Exercise details:
Sort through the entries below and pull out lines containing the word "name".

========================

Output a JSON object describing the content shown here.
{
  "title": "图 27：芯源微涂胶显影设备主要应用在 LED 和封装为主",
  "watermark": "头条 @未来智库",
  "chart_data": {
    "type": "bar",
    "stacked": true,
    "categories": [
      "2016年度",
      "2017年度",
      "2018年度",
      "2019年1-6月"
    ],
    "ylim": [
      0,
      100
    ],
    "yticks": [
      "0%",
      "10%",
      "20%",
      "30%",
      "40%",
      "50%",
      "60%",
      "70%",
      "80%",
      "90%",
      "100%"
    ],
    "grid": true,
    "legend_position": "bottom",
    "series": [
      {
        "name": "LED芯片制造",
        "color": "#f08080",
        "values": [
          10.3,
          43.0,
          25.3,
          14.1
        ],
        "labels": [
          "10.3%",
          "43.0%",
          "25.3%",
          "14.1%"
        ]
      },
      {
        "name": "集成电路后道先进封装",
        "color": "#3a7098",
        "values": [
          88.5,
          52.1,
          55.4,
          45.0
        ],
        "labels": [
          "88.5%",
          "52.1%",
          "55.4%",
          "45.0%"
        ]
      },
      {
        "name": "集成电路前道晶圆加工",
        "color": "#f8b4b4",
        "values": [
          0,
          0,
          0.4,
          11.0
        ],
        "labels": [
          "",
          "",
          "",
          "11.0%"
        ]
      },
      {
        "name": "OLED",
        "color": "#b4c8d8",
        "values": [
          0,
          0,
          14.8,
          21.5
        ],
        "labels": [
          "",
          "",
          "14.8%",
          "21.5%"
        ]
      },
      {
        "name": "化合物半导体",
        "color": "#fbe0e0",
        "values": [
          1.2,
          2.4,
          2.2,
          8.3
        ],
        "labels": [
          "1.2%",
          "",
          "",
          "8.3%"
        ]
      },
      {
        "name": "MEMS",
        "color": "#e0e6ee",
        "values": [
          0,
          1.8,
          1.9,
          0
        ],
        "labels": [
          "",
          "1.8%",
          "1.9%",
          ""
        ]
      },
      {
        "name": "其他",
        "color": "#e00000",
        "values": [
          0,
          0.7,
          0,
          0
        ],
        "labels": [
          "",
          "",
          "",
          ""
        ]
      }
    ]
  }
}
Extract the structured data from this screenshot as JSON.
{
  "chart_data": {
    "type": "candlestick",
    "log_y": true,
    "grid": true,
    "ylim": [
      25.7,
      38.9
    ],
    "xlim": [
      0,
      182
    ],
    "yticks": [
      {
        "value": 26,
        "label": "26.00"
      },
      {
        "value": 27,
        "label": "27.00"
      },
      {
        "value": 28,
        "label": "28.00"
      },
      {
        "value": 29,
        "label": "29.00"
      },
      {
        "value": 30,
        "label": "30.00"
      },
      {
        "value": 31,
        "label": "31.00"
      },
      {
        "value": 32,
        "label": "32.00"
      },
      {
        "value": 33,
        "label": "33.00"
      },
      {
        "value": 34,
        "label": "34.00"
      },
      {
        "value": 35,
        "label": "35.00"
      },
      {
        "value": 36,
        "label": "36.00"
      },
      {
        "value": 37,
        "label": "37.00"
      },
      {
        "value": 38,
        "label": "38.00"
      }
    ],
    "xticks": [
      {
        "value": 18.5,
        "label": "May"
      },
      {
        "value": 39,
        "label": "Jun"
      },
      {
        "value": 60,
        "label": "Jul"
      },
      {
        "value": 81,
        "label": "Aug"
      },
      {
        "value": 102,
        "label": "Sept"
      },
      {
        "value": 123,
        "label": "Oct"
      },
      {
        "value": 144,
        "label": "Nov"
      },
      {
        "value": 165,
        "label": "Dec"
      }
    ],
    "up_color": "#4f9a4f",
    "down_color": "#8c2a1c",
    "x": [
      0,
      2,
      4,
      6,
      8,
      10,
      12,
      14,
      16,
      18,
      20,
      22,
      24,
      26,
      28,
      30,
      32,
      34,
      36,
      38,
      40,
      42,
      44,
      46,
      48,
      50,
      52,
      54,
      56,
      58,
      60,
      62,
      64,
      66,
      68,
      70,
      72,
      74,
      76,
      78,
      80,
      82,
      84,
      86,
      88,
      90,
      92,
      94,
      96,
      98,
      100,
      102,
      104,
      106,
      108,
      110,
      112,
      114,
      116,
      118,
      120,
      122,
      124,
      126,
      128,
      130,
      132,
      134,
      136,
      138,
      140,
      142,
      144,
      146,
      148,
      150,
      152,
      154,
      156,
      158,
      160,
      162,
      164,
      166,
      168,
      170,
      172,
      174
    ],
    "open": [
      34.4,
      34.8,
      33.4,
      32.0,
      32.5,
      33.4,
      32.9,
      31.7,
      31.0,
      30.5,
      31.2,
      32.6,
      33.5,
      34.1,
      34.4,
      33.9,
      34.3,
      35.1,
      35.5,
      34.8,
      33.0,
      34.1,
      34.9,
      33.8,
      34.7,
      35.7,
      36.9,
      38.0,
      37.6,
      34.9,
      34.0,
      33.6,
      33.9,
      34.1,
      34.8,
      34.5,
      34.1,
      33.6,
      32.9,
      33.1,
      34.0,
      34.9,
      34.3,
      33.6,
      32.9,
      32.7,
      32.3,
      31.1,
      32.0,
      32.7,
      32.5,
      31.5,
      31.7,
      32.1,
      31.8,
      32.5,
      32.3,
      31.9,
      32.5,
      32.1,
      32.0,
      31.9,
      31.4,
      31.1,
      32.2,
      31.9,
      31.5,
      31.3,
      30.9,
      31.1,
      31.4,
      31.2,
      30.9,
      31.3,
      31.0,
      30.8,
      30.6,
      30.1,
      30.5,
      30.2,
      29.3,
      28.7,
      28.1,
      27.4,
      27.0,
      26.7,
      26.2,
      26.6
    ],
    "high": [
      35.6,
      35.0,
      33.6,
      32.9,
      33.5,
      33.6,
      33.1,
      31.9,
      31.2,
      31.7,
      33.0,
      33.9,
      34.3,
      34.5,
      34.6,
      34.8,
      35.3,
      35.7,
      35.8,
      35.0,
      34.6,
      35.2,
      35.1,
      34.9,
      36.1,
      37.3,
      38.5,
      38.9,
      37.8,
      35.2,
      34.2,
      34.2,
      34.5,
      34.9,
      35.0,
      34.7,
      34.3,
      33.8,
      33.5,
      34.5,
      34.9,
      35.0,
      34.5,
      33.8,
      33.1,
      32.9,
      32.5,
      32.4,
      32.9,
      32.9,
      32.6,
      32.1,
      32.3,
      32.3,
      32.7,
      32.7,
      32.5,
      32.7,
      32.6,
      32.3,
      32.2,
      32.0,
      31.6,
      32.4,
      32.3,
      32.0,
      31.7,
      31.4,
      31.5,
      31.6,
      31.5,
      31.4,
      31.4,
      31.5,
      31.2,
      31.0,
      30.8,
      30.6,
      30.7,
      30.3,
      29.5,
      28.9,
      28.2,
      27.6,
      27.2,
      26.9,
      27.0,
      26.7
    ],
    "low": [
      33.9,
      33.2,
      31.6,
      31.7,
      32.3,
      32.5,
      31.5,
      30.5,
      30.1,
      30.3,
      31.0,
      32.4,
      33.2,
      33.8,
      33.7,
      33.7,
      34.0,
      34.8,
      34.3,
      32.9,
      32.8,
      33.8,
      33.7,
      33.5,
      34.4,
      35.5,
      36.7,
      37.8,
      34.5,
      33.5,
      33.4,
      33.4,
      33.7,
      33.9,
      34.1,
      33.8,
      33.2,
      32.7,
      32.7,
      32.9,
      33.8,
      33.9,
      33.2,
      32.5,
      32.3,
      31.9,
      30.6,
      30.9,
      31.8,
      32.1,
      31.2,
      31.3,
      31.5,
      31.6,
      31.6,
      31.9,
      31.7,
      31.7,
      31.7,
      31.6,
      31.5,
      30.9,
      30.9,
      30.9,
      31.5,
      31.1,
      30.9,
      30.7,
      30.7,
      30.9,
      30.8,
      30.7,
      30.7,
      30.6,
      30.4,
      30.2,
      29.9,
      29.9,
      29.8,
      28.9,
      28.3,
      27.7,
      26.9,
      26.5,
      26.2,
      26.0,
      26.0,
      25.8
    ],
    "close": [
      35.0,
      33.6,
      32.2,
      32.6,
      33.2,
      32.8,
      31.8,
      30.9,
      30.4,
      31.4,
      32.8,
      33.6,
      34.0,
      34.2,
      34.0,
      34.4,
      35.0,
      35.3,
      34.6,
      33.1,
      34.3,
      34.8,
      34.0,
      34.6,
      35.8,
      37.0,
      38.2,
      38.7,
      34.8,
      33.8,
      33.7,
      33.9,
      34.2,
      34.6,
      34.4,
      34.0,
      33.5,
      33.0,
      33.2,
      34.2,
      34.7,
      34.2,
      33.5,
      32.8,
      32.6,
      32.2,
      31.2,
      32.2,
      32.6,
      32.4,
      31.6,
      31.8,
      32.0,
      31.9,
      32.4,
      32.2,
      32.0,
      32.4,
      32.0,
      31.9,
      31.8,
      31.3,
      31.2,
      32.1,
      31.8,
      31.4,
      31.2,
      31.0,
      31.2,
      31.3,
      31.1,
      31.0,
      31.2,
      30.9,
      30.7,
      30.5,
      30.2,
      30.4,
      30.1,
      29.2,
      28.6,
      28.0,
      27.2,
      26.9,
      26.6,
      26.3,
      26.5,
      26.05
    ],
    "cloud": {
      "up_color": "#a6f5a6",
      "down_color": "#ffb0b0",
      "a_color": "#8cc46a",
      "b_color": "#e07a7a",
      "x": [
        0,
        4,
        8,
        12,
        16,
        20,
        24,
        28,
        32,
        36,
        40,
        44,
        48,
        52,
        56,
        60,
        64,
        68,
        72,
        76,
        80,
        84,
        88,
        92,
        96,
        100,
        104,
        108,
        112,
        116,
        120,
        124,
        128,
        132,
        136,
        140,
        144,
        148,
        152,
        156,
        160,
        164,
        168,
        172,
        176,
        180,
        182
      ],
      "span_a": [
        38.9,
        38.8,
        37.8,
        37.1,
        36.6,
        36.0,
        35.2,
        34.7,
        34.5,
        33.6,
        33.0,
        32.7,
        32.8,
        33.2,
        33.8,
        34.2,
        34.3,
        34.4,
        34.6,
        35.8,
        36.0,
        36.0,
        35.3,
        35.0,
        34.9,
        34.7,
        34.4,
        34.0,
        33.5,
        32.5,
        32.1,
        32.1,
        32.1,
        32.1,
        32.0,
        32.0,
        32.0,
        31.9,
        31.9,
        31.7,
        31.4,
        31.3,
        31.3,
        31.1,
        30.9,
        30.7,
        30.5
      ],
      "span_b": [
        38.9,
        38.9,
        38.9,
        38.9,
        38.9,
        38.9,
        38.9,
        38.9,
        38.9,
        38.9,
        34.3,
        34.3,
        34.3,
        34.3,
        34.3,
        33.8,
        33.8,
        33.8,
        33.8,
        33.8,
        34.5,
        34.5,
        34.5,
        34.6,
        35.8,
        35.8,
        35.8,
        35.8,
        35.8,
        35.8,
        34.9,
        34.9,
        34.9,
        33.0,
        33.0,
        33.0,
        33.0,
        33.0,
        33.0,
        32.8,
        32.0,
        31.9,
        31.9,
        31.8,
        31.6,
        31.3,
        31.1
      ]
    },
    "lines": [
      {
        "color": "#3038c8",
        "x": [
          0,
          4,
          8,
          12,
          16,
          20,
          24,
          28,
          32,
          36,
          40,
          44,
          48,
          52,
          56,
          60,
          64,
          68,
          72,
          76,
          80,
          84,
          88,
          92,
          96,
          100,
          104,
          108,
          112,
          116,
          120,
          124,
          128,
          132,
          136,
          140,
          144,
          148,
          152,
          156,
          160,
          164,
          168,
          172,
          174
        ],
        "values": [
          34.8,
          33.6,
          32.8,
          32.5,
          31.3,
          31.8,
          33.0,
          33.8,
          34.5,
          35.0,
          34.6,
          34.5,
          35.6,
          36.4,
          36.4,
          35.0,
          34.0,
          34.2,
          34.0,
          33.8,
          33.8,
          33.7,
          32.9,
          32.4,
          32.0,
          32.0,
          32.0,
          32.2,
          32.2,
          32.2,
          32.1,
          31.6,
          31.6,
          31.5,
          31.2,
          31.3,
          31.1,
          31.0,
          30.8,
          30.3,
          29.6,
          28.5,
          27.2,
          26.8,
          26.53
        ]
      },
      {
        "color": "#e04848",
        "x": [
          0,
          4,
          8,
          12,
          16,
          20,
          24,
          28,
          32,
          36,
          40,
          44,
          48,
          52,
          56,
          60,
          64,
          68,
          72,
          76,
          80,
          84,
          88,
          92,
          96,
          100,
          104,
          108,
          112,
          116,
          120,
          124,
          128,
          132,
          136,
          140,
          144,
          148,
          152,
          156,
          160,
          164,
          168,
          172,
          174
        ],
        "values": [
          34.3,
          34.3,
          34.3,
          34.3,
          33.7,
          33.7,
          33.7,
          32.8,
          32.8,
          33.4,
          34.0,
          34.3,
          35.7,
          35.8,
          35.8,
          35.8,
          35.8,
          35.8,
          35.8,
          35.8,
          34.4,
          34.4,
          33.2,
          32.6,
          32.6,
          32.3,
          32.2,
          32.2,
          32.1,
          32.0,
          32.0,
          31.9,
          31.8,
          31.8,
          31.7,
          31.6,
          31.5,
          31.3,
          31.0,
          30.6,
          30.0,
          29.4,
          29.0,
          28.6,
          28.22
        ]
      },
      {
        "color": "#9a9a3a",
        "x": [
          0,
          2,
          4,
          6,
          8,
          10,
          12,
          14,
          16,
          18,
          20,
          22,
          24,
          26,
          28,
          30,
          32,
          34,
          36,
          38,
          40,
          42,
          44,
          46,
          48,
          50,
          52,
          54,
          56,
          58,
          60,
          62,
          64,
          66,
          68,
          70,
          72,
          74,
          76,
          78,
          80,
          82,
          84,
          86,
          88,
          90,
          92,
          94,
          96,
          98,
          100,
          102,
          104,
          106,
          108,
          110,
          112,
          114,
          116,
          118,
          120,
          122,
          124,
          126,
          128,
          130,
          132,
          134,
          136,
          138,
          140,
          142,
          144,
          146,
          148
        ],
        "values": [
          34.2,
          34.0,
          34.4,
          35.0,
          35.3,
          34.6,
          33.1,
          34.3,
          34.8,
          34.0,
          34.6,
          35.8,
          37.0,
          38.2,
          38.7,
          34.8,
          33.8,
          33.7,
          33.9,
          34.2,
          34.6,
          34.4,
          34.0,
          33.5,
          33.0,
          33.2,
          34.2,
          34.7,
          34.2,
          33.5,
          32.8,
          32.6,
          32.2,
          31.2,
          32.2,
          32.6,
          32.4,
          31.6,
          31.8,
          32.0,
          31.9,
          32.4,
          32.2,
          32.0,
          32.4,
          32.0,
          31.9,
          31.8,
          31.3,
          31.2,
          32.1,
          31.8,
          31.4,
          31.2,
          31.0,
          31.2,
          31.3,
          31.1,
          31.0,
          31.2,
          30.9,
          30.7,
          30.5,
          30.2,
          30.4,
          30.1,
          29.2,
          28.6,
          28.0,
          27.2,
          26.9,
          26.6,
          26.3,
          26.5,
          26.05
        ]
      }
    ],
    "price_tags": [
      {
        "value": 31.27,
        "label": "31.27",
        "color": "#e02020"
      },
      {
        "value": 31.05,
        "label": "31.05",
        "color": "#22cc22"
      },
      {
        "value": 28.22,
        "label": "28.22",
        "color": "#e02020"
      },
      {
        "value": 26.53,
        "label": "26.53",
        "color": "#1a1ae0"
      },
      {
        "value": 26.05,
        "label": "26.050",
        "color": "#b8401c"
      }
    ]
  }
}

========================

Solution for this task:
        "name": "LED芯片制造",
        "name": "集成电路后道先进封装",
        "name": "集成电路前道晶圆加工",
        "name": "OLED",
        "name": "化合物半导体",
        "name": "MEMS",
        "name": "其他",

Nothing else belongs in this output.